- **Task**
Copy every line that mentions the word "bottom".

Excerpts from a figure dataset:
+ + + + +
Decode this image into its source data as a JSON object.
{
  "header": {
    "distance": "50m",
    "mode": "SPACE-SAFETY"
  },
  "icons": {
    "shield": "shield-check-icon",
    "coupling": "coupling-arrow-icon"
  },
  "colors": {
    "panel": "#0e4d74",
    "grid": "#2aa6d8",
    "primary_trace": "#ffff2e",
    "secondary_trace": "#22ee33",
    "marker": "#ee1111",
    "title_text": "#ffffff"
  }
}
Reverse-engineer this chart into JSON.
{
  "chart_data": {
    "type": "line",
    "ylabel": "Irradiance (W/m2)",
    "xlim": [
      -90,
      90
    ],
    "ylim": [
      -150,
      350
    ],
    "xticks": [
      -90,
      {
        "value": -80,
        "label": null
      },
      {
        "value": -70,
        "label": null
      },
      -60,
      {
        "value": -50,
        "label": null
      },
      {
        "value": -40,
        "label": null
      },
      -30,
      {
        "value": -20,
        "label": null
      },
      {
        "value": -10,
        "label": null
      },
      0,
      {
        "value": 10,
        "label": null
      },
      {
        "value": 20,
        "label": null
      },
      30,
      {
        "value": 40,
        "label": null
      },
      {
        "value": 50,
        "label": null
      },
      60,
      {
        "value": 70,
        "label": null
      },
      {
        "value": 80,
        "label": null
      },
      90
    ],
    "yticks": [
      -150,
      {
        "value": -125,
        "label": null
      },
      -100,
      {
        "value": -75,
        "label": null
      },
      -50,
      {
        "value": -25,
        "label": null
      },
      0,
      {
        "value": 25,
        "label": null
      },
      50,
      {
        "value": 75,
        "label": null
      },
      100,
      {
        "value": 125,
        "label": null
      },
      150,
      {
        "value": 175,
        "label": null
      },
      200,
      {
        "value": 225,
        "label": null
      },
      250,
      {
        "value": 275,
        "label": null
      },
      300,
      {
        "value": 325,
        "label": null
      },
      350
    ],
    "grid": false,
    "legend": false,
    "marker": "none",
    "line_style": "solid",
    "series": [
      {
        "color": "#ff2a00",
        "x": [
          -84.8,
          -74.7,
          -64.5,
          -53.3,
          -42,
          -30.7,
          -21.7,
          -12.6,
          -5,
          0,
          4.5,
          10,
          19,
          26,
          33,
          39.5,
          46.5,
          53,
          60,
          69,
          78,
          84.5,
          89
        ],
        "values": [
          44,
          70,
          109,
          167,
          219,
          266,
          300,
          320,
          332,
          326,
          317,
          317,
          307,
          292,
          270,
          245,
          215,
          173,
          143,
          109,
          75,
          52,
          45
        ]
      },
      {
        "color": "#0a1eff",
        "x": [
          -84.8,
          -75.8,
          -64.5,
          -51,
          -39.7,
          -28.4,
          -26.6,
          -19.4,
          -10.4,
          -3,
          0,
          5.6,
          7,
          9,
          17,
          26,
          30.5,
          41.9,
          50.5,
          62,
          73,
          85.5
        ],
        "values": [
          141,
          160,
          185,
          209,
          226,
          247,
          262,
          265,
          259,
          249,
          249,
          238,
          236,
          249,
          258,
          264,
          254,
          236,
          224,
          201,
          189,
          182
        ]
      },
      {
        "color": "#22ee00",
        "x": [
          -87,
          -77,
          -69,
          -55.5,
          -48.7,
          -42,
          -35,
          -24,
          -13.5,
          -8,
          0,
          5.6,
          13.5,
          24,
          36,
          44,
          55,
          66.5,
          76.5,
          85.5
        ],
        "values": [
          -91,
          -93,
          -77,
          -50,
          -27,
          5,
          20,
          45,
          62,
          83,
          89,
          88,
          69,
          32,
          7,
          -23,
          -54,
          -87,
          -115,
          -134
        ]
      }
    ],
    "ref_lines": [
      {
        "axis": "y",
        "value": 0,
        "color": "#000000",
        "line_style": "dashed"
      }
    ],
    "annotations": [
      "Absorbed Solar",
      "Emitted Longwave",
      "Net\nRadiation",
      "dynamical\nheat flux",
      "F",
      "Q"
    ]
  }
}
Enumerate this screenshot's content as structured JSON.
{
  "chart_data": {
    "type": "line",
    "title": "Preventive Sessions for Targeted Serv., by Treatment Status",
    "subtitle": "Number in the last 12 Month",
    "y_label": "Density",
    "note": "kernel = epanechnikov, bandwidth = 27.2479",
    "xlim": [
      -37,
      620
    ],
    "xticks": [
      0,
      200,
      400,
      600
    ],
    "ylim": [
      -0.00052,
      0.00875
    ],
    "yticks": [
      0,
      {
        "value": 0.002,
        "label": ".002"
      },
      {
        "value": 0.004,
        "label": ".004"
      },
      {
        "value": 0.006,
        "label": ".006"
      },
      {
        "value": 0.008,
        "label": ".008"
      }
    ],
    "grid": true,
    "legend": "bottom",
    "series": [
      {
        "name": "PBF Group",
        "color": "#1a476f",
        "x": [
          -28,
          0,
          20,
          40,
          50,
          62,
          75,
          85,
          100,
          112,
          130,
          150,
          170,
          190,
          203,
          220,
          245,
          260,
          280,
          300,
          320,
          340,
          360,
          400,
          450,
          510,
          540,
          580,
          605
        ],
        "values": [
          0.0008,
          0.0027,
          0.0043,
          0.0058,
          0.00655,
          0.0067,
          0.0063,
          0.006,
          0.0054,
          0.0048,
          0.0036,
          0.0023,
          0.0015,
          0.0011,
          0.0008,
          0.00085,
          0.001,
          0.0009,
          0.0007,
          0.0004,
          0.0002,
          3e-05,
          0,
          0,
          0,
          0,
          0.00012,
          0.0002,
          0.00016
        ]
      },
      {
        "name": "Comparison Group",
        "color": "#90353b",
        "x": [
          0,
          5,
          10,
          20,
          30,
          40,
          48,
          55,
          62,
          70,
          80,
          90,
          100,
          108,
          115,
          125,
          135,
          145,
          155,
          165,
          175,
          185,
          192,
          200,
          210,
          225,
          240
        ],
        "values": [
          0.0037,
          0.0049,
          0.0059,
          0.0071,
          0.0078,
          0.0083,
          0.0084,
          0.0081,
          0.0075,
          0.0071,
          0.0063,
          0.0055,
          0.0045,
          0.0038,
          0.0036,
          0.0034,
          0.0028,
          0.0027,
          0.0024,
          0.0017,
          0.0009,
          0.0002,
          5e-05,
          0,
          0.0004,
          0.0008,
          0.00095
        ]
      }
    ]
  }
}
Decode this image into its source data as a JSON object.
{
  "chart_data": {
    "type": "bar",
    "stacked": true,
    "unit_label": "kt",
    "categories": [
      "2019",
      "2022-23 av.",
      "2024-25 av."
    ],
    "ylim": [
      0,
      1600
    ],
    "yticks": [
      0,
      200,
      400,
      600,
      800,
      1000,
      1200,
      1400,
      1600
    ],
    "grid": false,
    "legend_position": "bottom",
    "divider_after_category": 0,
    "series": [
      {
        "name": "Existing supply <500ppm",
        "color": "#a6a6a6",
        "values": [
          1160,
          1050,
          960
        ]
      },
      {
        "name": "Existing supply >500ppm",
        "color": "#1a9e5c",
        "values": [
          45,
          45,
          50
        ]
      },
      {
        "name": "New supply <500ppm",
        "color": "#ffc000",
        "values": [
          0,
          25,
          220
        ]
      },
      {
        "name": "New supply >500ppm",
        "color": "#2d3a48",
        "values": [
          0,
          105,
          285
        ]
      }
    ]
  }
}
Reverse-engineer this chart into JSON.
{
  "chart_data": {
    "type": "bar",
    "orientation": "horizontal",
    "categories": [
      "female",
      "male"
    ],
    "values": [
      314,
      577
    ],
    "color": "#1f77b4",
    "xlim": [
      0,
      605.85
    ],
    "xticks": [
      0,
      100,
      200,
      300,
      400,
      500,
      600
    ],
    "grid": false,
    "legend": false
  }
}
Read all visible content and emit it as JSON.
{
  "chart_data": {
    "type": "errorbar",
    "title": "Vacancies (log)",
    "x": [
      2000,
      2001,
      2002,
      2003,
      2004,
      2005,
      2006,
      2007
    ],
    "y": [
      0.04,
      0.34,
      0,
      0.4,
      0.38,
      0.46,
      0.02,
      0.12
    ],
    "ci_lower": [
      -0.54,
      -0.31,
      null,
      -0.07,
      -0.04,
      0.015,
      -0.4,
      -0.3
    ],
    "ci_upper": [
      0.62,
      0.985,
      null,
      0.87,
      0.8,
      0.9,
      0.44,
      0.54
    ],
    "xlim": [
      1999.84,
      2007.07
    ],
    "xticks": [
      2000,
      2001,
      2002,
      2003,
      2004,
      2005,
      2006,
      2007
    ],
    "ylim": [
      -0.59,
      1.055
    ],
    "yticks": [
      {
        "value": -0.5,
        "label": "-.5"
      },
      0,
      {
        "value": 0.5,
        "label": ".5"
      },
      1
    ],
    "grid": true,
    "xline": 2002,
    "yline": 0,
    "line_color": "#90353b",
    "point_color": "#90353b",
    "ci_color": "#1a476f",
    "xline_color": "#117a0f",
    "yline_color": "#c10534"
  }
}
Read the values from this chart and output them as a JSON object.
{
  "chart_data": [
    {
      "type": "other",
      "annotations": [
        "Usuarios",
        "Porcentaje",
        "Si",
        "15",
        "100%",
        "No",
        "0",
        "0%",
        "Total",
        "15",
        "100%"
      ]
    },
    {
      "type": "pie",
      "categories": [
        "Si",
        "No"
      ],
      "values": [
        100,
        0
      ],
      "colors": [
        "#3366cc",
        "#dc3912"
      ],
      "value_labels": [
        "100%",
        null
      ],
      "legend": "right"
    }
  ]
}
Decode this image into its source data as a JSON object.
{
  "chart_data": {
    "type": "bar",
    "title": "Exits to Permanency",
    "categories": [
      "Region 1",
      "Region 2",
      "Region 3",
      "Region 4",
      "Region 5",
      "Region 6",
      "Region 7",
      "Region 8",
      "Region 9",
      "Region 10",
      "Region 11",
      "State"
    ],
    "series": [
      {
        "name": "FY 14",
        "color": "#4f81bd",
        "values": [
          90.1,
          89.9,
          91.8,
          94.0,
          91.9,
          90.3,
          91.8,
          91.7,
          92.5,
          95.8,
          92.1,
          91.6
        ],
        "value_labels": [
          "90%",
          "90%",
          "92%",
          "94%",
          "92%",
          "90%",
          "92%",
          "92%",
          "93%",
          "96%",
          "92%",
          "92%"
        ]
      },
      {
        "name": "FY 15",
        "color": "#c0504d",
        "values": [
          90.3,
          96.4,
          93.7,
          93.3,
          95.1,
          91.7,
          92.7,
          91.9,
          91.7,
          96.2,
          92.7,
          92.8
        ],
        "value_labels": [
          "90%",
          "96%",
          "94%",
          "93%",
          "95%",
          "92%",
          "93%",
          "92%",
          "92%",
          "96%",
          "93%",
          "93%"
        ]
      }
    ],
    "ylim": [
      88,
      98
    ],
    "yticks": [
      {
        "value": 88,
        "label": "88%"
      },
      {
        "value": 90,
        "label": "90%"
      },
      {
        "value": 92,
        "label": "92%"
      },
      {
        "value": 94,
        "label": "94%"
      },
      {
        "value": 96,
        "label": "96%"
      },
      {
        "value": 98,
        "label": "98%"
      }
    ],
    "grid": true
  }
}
+ + + + +
- **Answer to this exercise**
    "legend": "bottom",
    "legend_position": "bottom",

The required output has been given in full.